===== Raw records

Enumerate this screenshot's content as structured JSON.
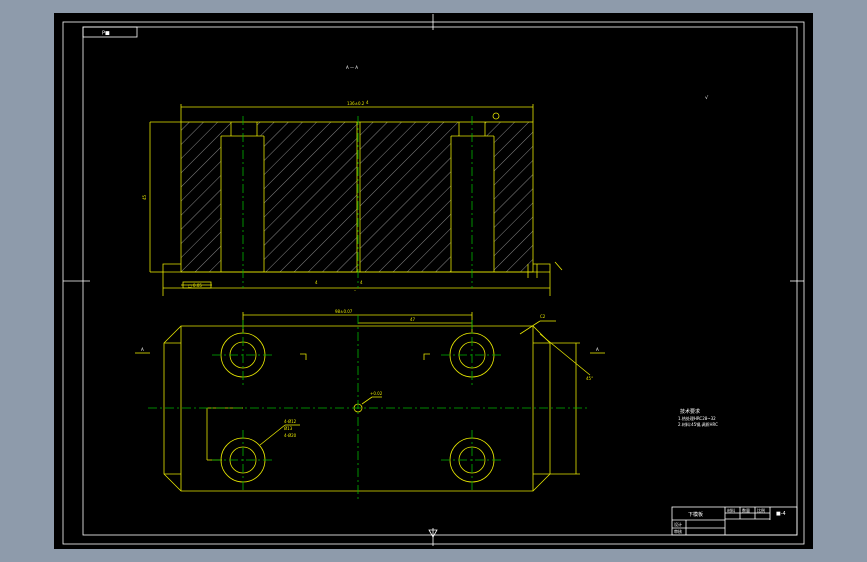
{
  "drawing": {
    "colors": {
      "background": "#8e9bab",
      "paper": "#000000",
      "frame": "#ffffff",
      "outline": "#e6e600",
      "centerline": "#00b300",
      "hatch": "#b0b0b0"
    },
    "sheet_tag": "P■",
    "section_label": "A — A",
    "roughness_label": "√",
    "top_dim": "136±0.2",
    "top_dim_note": "4",
    "side_dim": "45",
    "bottom_dims": [
      "4",
      "–",
      "4"
    ],
    "tolerance_box": "□ 0.05",
    "plan_dims": {
      "hole_span": "98±0.07",
      "half_span": "47",
      "chamfer": "C2",
      "chamfer_note": "45°",
      "center_note": "+0.02",
      "hole_note_1": "4-Ø12",
      "hole_note_2": "Ø13",
      "hole_note_3": "4-Ø20"
    },
    "section_marks": [
      "A",
      "A"
    ],
    "tech_notes": {
      "title": "技术要求",
      "line1": "1.热处理HRC28~32",
      "line2": "2.材料:45钢,调质HRC"
    },
    "title_block": {
      "part_name": "下模板",
      "material_hdr": "材料",
      "qty_hdr": "数量",
      "scale_hdr": "比例",
      "drawing_no": "图号",
      "designer": "设计",
      "reviewer": "审核",
      "sheet_no": "■-4"
    }
  }
}
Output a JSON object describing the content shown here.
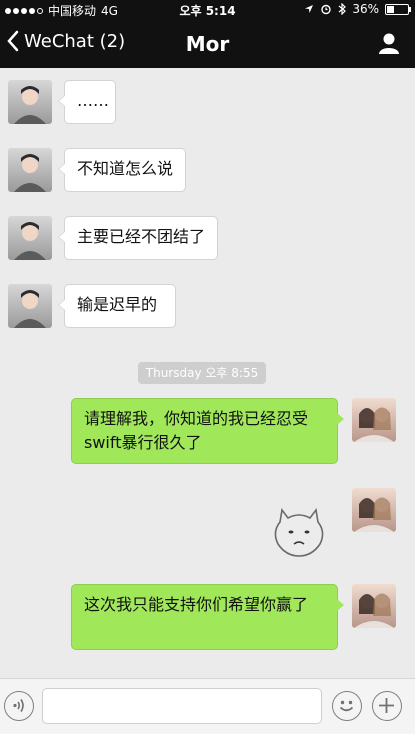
{
  "status_bar": {
    "carrier": "中国移动",
    "network": "4G",
    "time": "오후 5:14",
    "battery_percent": "36%",
    "battery_level": 0.36
  },
  "nav": {
    "back_label": "WeChat (2)",
    "title": "Mor"
  },
  "messages": [
    {
      "direction": "in",
      "text": "……"
    },
    {
      "direction": "in",
      "text": "不知道怎么说"
    },
    {
      "direction": "in",
      "text": "主要已经不团结了"
    },
    {
      "direction": "in",
      "text": "输是迟早的"
    },
    {
      "direction": "out",
      "text": "请理解我，你知道的我已经忍受swift暴行很久了"
    },
    {
      "direction": "out",
      "type": "sticker"
    },
    {
      "direction": "out",
      "text": "这次我只能支持你们希望你赢了"
    }
  ],
  "timestamp": "Thursday 오후 8:55",
  "input_bar": {
    "text_value": "",
    "icons": [
      "voice-icon",
      "emoji-icon",
      "plus-icon"
    ]
  },
  "colors": {
    "top_bar": "#111111",
    "outgoing_bubble": "#a0e75a",
    "incoming_bubble": "#ffffff",
    "chat_background": "#ebebeb"
  }
}
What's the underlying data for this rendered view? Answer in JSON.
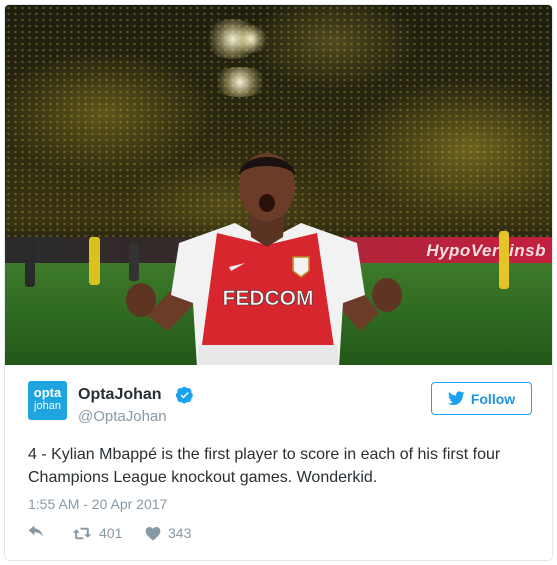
{
  "tweet": {
    "author": {
      "name": "OptaJohan",
      "handle": "@OptaJohan",
      "avatar_line1": "opta",
      "avatar_line2": "johan"
    },
    "follow_label": "Follow",
    "text": "4 - Kylian Mbappé is the first player to score in each of his first four Champions League knockout games. Wonderkid.",
    "timestamp": "1:55 AM - 20 Apr 2017",
    "retweets": "401",
    "likes": "343"
  },
  "photo": {
    "shirt_text": "FEDCOM",
    "ad_text": "HypoVereinsb"
  },
  "colors": {
    "twitter_blue": "#1da1f2",
    "avatar_blue": "#1fa4df",
    "text": "#292f33",
    "muted": "#8899a6",
    "border": "#e1e8ed"
  },
  "icons": [
    "verified-icon",
    "twitter-bird-icon",
    "reply-icon",
    "retweet-icon",
    "heart-icon"
  ]
}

==========

What is required - Pictures are excluded; output everything else in the data verbatim.

Complete output -
Enumerate this screenshot's content as structured JSON.
{
  "drawing": {
    "colors": {
      "background": "#8e9bab",
      "paper": "#000000",
      "frame": "#ffffff",
      "outline": "#e6e600",
      "centerline": "#00b300",
      "hatch": "#b0b0b0"
    },
    "sheet_tag": "P■",
    "section_label": "A — A",
    "roughness_label": "√",
    "top_dim": "136±0.2",
    "top_dim_note": "4",
    "side_dim": "45",
    "bottom_dims": [
      "4",
      "–",
      "4"
    ],
    "tolerance_box": "□ 0.05",
    "plan_dims": {
      "hole_span": "98±0.07",
      "half_span": "47",
      "chamfer": "C2",
      "chamfer_note": "45°",
      "center_note": "+0.02",
      "hole_note_1": "4-Ø12",
      "hole_note_2": "Ø13",
      "hole_note_3": "4-Ø20"
    },
    "section_marks": [
      "A",
      "A"
    ],
    "tech_notes": {
      "title": "技术要求",
      "line1": "1.热处理HRC28~32",
      "line2": "2.材料:45钢,调质HRC"
    },
    "title_block": {
      "part_name": "下模板",
      "material_hdr": "材料",
      "qty_hdr": "数量",
      "scale_hdr": "比例",
      "drawing_no": "图号",
      "designer": "设计",
      "reviewer": "审核",
      "sheet_no": "■-4"
    }
  }
}
Output a JSON object describing the content shown here.
{
  "status_bar": {
    "carrier": "中国移动",
    "network": "4G",
    "time": "오후 5:14",
    "battery_percent": "36%",
    "battery_level": 0.36
  },
  "nav": {
    "back_label": "WeChat (2)",
    "title": "Mor"
  },
  "messages": [
    {
      "direction": "in",
      "text": "……"
    },
    {
      "direction": "in",
      "text": "不知道怎么说"
    },
    {
      "direction": "in",
      "text": "主要已经不团结了"
    },
    {
      "direction": "in",
      "text": "输是迟早的"
    },
    {
      "direction": "out",
      "text": "请理解我，你知道的我已经忍受swift暴行很久了"
    },
    {
      "direction": "out",
      "type": "sticker"
    },
    {
      "direction": "out",
      "text": "这次我只能支持你们希望你赢了"
    }
  ],
  "timestamp": "Thursday 오후 8:55",
  "input_bar": {
    "text_value": "",
    "icons": [
      "voice-icon",
      "emoji-icon",
      "plus-icon"
    ]
  },
  "colors": {
    "top_bar": "#111111",
    "outgoing_bubble": "#a0e75a",
    "incoming_bubble": "#ffffff",
    "chat_background": "#ebebeb"
  }
}
What's the underlying data for this rendered view? Answer in JSON.
{
  "tweet": {
    "author": {
      "name": "OptaJohan",
      "handle": "@OptaJohan",
      "avatar_line1": "opta",
      "avatar_line2": "johan"
    },
    "follow_label": "Follow",
    "text": "4 - Kylian Mbappé is the first player to score in each of his first four Champions League knockout games. Wonderkid.",
    "timestamp": "1:55 AM - 20 Apr 2017",
    "retweets": "401",
    "likes": "343"
  },
  "photo": {
    "shirt_text": "FEDCOM",
    "ad_text": "HypoVereinsb"
  },
  "colors": {
    "twitter_blue": "#1da1f2",
    "avatar_blue": "#1fa4df",
    "text": "#292f33",
    "muted": "#8899a6",
    "border": "#e1e8ed"
  },
  "icons": [
    "verified-icon",
    "twitter-bird-icon",
    "reply-icon",
    "retweet-icon",
    "heart-icon"
  ]
}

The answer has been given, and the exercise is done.